WRITTEN INSTRUCTION –
Restate the complete material exactly.

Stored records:
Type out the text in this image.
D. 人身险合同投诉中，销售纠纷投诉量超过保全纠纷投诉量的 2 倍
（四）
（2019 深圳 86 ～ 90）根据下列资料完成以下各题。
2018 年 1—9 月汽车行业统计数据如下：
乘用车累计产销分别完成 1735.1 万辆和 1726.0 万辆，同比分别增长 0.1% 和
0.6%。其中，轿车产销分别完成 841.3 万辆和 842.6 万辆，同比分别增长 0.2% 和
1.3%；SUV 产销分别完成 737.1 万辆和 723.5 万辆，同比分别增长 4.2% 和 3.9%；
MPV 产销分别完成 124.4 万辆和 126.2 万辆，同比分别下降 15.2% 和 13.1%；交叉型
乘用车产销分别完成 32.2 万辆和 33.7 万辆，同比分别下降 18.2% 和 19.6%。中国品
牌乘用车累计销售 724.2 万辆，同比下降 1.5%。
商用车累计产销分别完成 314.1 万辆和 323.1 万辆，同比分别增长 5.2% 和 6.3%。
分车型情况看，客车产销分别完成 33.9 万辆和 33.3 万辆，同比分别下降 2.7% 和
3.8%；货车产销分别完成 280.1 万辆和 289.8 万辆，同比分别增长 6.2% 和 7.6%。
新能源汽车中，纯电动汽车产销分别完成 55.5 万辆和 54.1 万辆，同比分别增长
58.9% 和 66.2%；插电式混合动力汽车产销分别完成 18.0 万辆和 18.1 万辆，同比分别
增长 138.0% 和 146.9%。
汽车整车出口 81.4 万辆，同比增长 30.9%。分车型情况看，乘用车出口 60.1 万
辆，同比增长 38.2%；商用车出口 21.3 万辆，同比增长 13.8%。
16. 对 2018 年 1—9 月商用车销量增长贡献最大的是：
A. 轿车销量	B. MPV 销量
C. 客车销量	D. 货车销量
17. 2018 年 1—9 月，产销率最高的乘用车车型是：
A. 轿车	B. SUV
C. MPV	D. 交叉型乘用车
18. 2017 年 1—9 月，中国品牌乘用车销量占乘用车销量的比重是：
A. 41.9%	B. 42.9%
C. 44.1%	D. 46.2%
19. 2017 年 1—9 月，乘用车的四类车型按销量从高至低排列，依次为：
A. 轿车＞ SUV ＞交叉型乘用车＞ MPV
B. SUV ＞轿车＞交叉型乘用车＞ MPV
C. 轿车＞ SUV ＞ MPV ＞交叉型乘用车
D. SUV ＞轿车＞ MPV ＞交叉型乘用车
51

RESULT FOR THIS EXERCISE –
Type out the text in this image.
D. 人身险合同投诉中，销售纠纷投诉量超过保全纠纷投诉量的 2 倍
（四）
（2019 深圳 86 ～ 90）根据下列资料完成以下各题。
2018 年 1—9 月汽车行业统计数据如下：
乘用车累计产销分别完成 1735.1 万辆和 1726.0 万辆，同比分别增长 0.1% 和
0.6%。其中，轿车产销分别完成 841.3 万辆和 842.6 万辆，同比分别增长 0.2% 和
1.3%；SUV 产销分别完成 737.1 万辆和 723.5 万辆，同比分别增长 4.2% 和 3.9%；
MPV 产销分别完成 124.4 万辆和 126.2 万辆，同比分别下降 15.2% 和 13.1%；交叉型
乘用车产销分别完成 32.2 万辆和 33.7 万辆，同比分别下降 18.2% 和 19.6%。中国品
牌乘用车累计销售 724.2 万辆，同比下降 1.5%。
商用车累计产销分别完成 314.1 万辆和 323.1 万辆，同比分别增长 5.2% 和 6.3%。
分车型情况看，客车产销分别完成 33.9 万辆和 33.3 万辆，同比分别下降 2.7% 和
3.8%；货车产销分别完成 280.1 万辆和 289.8 万辆，同比分别增长 6.2% 和 7.6%。
新能源汽车中，纯电动汽车产销分别完成 55.5 万辆和 54.1 万辆，同比分别增长
58.9% 和 66.2%；插电式混合动力汽车产销分别完成 18.0 万辆和 18.1 万辆，同比分别
增长 138.0% 和 146.9%。
汽车整车出口 81.4 万辆，同比增长 30.9%。分车型情况看，乘用车出口 60.1 万
辆，同比增长 38.2%；商用车出口 21.3 万辆，同比增长 13.8%。
16. 对 2018 年 1—9 月商用车销量增长贡献最大的是：
A. 轿车销量	B. MPV 销量
C. 客车销量	D. 货车销量
17. 2018 年 1—9 月，产销率最高的乘用车车型是：
A. 轿车	B. SUV
C. MPV	D. 交叉型乘用车
18. 2017 年 1—9 月，中国品牌乘用车销量占乘用车销量的比重是：
A. 41.9%	B. 42.9%
C. 44.1%	D. 46.2%
19. 2017 年 1—9 月，乘用车的四类车型按销量从高至低排列，依次为：
A. 轿车＞ SUV ＞交叉型乘用车＞ MPV
B. SUV ＞轿车＞交叉型乘用车＞ MPV
C. 轿车＞ SUV ＞ MPV ＞交叉型乘用车
D. SUV ＞轿车＞ MPV ＞交叉型乘用车
51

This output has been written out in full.